**REQUIRED WORK:**
Return all of the data exactly, with nothing left out but the pictures.

**RECORD EXTRACTS:**
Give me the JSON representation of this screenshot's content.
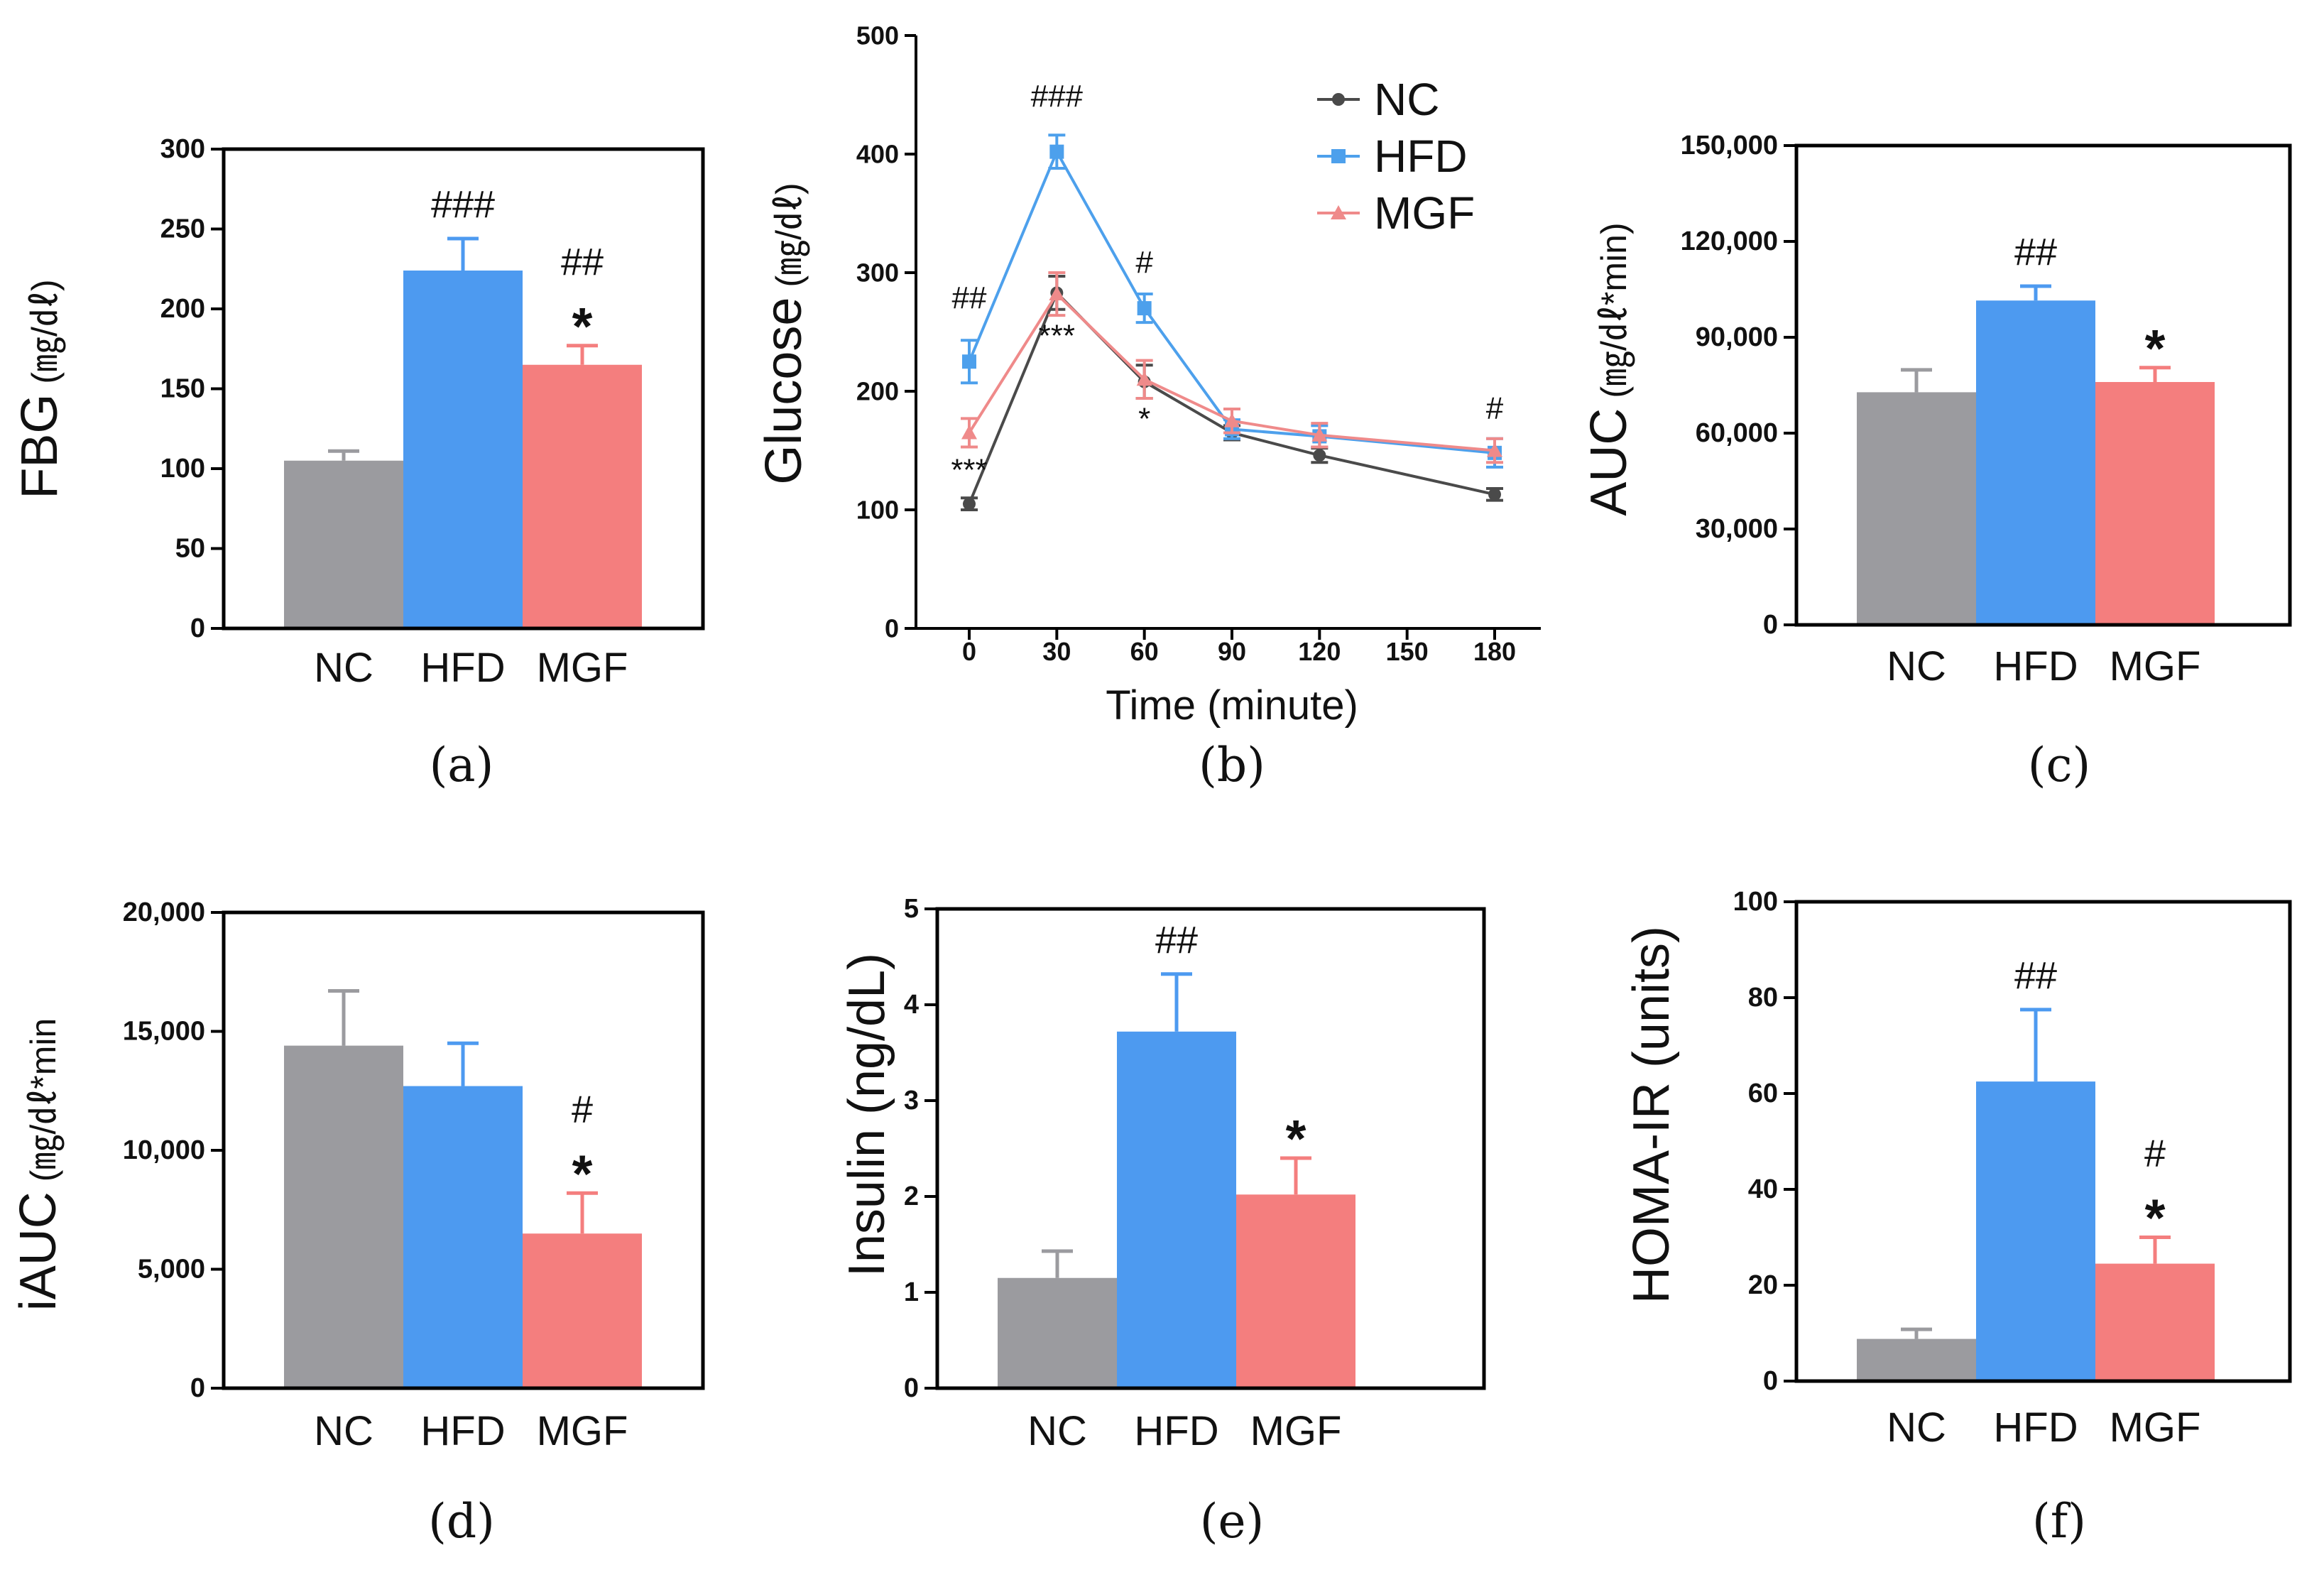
{
  "colors": {
    "NC": "#9b9b9f",
    "HFD": "#4d9af0",
    "MGF": "#f47e7e",
    "hash_blue": "#2b2bb5",
    "star_red": "#c03030",
    "NC_line": "#4a4a4a",
    "HFD_line": "#4da0ec",
    "MGF_line": "#ef8a8a"
  },
  "chart_data": [
    {
      "id": "a",
      "type": "bar",
      "caption": "(a)",
      "ylabel_main": "FBG",
      "ylabel_unit": "(㎎/㎗)",
      "categories": [
        "NC",
        "HFD",
        "MGF"
      ],
      "values": [
        105,
        224,
        165
      ],
      "errors": [
        6,
        20,
        12
      ],
      "ylim": [
        0,
        300
      ],
      "yticks": [
        0,
        50,
        100,
        150,
        200,
        250,
        300
      ],
      "yticklabels": [
        "0",
        "50",
        "100",
        "150",
        "200",
        "250",
        "300"
      ],
      "annotations": [
        {
          "bar": 1,
          "lines": [
            "###"
          ]
        },
        {
          "bar": 2,
          "lines": [
            "##",
            "*"
          ]
        }
      ]
    },
    {
      "id": "b",
      "type": "line",
      "caption": "(b)",
      "ylabel_main": "Glucose",
      "ylabel_unit": "(㎎/㎗)",
      "xlabel": "Time (minute)",
      "x": [
        0,
        30,
        60,
        90,
        120,
        180
      ],
      "xticks": [
        0,
        30,
        60,
        90,
        120,
        150,
        180
      ],
      "xticklabels": [
        "0",
        "30",
        "60",
        "90",
        "120",
        "150",
        "180"
      ],
      "ylim": [
        0,
        500
      ],
      "yticks": [
        0,
        100,
        200,
        300,
        400,
        500
      ],
      "yticklabels": [
        "0",
        "100",
        "200",
        "300",
        "400",
        "500"
      ],
      "series": [
        {
          "name": "NC",
          "values": [
            105,
            283,
            208,
            165,
            146,
            113
          ],
          "errors": [
            5,
            14,
            14,
            6,
            6,
            5
          ],
          "marker": "circle"
        },
        {
          "name": "HFD",
          "values": [
            225,
            402,
            270,
            168,
            162,
            148
          ],
          "errors": [
            18,
            14,
            12,
            8,
            9,
            12
          ],
          "marker": "square"
        },
        {
          "name": "MGF",
          "values": [
            165,
            282,
            210,
            175,
            163,
            150
          ],
          "errors": [
            12,
            18,
            16,
            10,
            10,
            10
          ],
          "marker": "triangle"
        }
      ],
      "legend": [
        "NC",
        "HFD",
        "MGF"
      ],
      "annotations_hash": [
        {
          "x": 0,
          "text": "##",
          "y": 270
        },
        {
          "x": 30,
          "text": "###",
          "y": 440
        },
        {
          "x": 60,
          "text": "#",
          "y": 300
        },
        {
          "x": 180,
          "text": "#",
          "y": 177
        }
      ],
      "annotations_star": [
        {
          "x": 0,
          "text": "***",
          "y": 125
        },
        {
          "x": 30,
          "text": "***",
          "y": 238
        },
        {
          "x": 60,
          "text": "*",
          "y": 168
        }
      ]
    },
    {
      "id": "c",
      "type": "bar",
      "caption": "(c)",
      "ylabel_main": "AUC",
      "ylabel_unit": "(㎎/㎗*min)",
      "categories": [
        "NC",
        "HFD",
        "MGF"
      ],
      "values": [
        72800,
        101500,
        76000
      ],
      "errors": [
        7000,
        4500,
        4500
      ],
      "ylim": [
        0,
        150000
      ],
      "yticks": [
        0,
        30000,
        60000,
        90000,
        120000,
        150000
      ],
      "yticklabels": [
        "0",
        "30,000",
        "60,000",
        "90,000",
        "120,000",
        "150,000"
      ],
      "annotations": [
        {
          "bar": 1,
          "lines": [
            "##"
          ]
        },
        {
          "bar": 2,
          "lines": [
            "*"
          ]
        }
      ]
    },
    {
      "id": "d",
      "type": "bar",
      "caption": "(d)",
      "ylabel_main": "iAUC",
      "ylabel_unit": "(㎎/㎗*min",
      "categories": [
        "NC",
        "HFD",
        "MGF"
      ],
      "values": [
        14400,
        12700,
        6500
      ],
      "errors": [
        2300,
        1800,
        1700
      ],
      "ylim": [
        0,
        20000
      ],
      "yticks": [
        0,
        5000,
        10000,
        15000,
        20000
      ],
      "yticklabels": [
        "0",
        "5,000",
        "10,000",
        "15,000",
        "20,000"
      ],
      "annotations": [
        {
          "bar": 2,
          "lines": [
            "#",
            "*"
          ]
        }
      ]
    },
    {
      "id": "e",
      "type": "bar",
      "caption": "(e)",
      "ylabel_main": "Insulin (ng/dL)",
      "ylabel_unit": "",
      "categories": [
        "NC",
        "HFD",
        "MGF"
      ],
      "values": [
        1.15,
        3.72,
        2.02
      ],
      "errors": [
        0.28,
        0.6,
        0.38
      ],
      "ylim": [
        0,
        5
      ],
      "yticks": [
        0,
        1,
        2,
        3,
        4,
        5
      ],
      "yticklabels": [
        "0",
        "1",
        "2",
        "3",
        "4",
        "5"
      ],
      "annotations": [
        {
          "bar": 1,
          "lines": [
            "##"
          ]
        },
        {
          "bar": 2,
          "lines": [
            "*"
          ]
        }
      ]
    },
    {
      "id": "f",
      "type": "bar",
      "caption": "(f)",
      "ylabel_main": "HOMA-IR (units)",
      "ylabel_unit": "",
      "categories": [
        "NC",
        "HFD",
        "MGF"
      ],
      "values": [
        8.8,
        62.5,
        24.5
      ],
      "errors": [
        2,
        15,
        5.5
      ],
      "ylim": [
        0,
        100
      ],
      "yticks": [
        0,
        20,
        40,
        60,
        80,
        100
      ],
      "yticklabels": [
        "0",
        "20",
        "40",
        "60",
        "80",
        "100"
      ],
      "annotations": [
        {
          "bar": 1,
          "lines": [
            "##"
          ]
        },
        {
          "bar": 2,
          "lines": [
            "#",
            "*"
          ]
        }
      ]
    }
  ]
}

**ANSWER IN FULL:**
Give me the JSON representation of this screenshot's content.
{
  "colors": {
    "NC": "#9b9b9f",
    "HFD": "#4d9af0",
    "MGF": "#f47e7e",
    "hash_blue": "#2b2bb5",
    "star_red": "#c03030",
    "NC_line": "#4a4a4a",
    "HFD_line": "#4da0ec",
    "MGF_line": "#ef8a8a"
  },
  "chart_data": [
    {
      "id": "a",
      "type": "bar",
      "caption": "(a)",
      "ylabel_main": "FBG",
      "ylabel_unit": "(㎎/㎗)",
      "categories": [
        "NC",
        "HFD",
        "MGF"
      ],
      "values": [
        105,
        224,
        165
      ],
      "errors": [
        6,
        20,
        12
      ],
      "ylim": [
        0,
        300
      ],
      "yticks": [
        0,
        50,
        100,
        150,
        200,
        250,
        300
      ],
      "yticklabels": [
        "0",
        "50",
        "100",
        "150",
        "200",
        "250",
        "300"
      ],
      "annotations": [
        {
          "bar": 1,
          "lines": [
            "###"
          ]
        },
        {
          "bar": 2,
          "lines": [
            "##",
            "*"
          ]
        }
      ]
    },
    {
      "id": "b",
      "type": "line",
      "caption": "(b)",
      "ylabel_main": "Glucose",
      "ylabel_unit": "(㎎/㎗)",
      "xlabel": "Time (minute)",
      "x": [
        0,
        30,
        60,
        90,
        120,
        180
      ],
      "xticks": [
        0,
        30,
        60,
        90,
        120,
        150,
        180
      ],
      "xticklabels": [
        "0",
        "30",
        "60",
        "90",
        "120",
        "150",
        "180"
      ],
      "ylim": [
        0,
        500
      ],
      "yticks": [
        0,
        100,
        200,
        300,
        400,
        500
      ],
      "yticklabels": [
        "0",
        "100",
        "200",
        "300",
        "400",
        "500"
      ],
      "series": [
        {
          "name": "NC",
          "values": [
            105,
            283,
            208,
            165,
            146,
            113
          ],
          "errors": [
            5,
            14,
            14,
            6,
            6,
            5
          ],
          "marker": "circle"
        },
        {
          "name": "HFD",
          "values": [
            225,
            402,
            270,
            168,
            162,
            148
          ],
          "errors": [
            18,
            14,
            12,
            8,
            9,
            12
          ],
          "marker": "square"
        },
        {
          "name": "MGF",
          "values": [
            165,
            282,
            210,
            175,
            163,
            150
          ],
          "errors": [
            12,
            18,
            16,
            10,
            10,
            10
          ],
          "marker": "triangle"
        }
      ],
      "legend": [
        "NC",
        "HFD",
        "MGF"
      ],
      "annotations_hash": [
        {
          "x": 0,
          "text": "##",
          "y": 270
        },
        {
          "x": 30,
          "text": "###",
          "y": 440
        },
        {
          "x": 60,
          "text": "#",
          "y": 300
        },
        {
          "x": 180,
          "text": "#",
          "y": 177
        }
      ],
      "annotations_star": [
        {
          "x": 0,
          "text": "***",
          "y": 125
        },
        {
          "x": 30,
          "text": "***",
          "y": 238
        },
        {
          "x": 60,
          "text": "*",
          "y": 168
        }
      ]
    },
    {
      "id": "c",
      "type": "bar",
      "caption": "(c)",
      "ylabel_main": "AUC",
      "ylabel_unit": "(㎎/㎗*min)",
      "categories": [
        "NC",
        "HFD",
        "MGF"
      ],
      "values": [
        72800,
        101500,
        76000
      ],
      "errors": [
        7000,
        4500,
        4500
      ],
      "ylim": [
        0,
        150000
      ],
      "yticks": [
        0,
        30000,
        60000,
        90000,
        120000,
        150000
      ],
      "yticklabels": [
        "0",
        "30,000",
        "60,000",
        "90,000",
        "120,000",
        "150,000"
      ],
      "annotations": [
        {
          "bar": 1,
          "lines": [
            "##"
          ]
        },
        {
          "bar": 2,
          "lines": [
            "*"
          ]
        }
      ]
    },
    {
      "id": "d",
      "type": "bar",
      "caption": "(d)",
      "ylabel_main": "iAUC",
      "ylabel_unit": "(㎎/㎗*min",
      "categories": [
        "NC",
        "HFD",
        "MGF"
      ],
      "values": [
        14400,
        12700,
        6500
      ],
      "errors": [
        2300,
        1800,
        1700
      ],
      "ylim": [
        0,
        20000
      ],
      "yticks": [
        0,
        5000,
        10000,
        15000,
        20000
      ],
      "yticklabels": [
        "0",
        "5,000",
        "10,000",
        "15,000",
        "20,000"
      ],
      "annotations": [
        {
          "bar": 2,
          "lines": [
            "#",
            "*"
          ]
        }
      ]
    },
    {
      "id": "e",
      "type": "bar",
      "caption": "(e)",
      "ylabel_main": "Insulin (ng/dL)",
      "ylabel_unit": "",
      "categories": [
        "NC",
        "HFD",
        "MGF"
      ],
      "values": [
        1.15,
        3.72,
        2.02
      ],
      "errors": [
        0.28,
        0.6,
        0.38
      ],
      "ylim": [
        0,
        5
      ],
      "yticks": [
        0,
        1,
        2,
        3,
        4,
        5
      ],
      "yticklabels": [
        "0",
        "1",
        "2",
        "3",
        "4",
        "5"
      ],
      "annotations": [
        {
          "bar": 1,
          "lines": [
            "##"
          ]
        },
        {
          "bar": 2,
          "lines": [
            "*"
          ]
        }
      ]
    },
    {
      "id": "f",
      "type": "bar",
      "caption": "(f)",
      "ylabel_main": "HOMA-IR (units)",
      "ylabel_unit": "",
      "categories": [
        "NC",
        "HFD",
        "MGF"
      ],
      "values": [
        8.8,
        62.5,
        24.5
      ],
      "errors": [
        2,
        15,
        5.5
      ],
      "ylim": [
        0,
        100
      ],
      "yticks": [
        0,
        20,
        40,
        60,
        80,
        100
      ],
      "yticklabels": [
        "0",
        "20",
        "40",
        "60",
        "80",
        "100"
      ],
      "annotations": [
        {
          "bar": 1,
          "lines": [
            "##"
          ]
        },
        {
          "bar": 2,
          "lines": [
            "#",
            "*"
          ]
        }
      ]
    }
  ]
}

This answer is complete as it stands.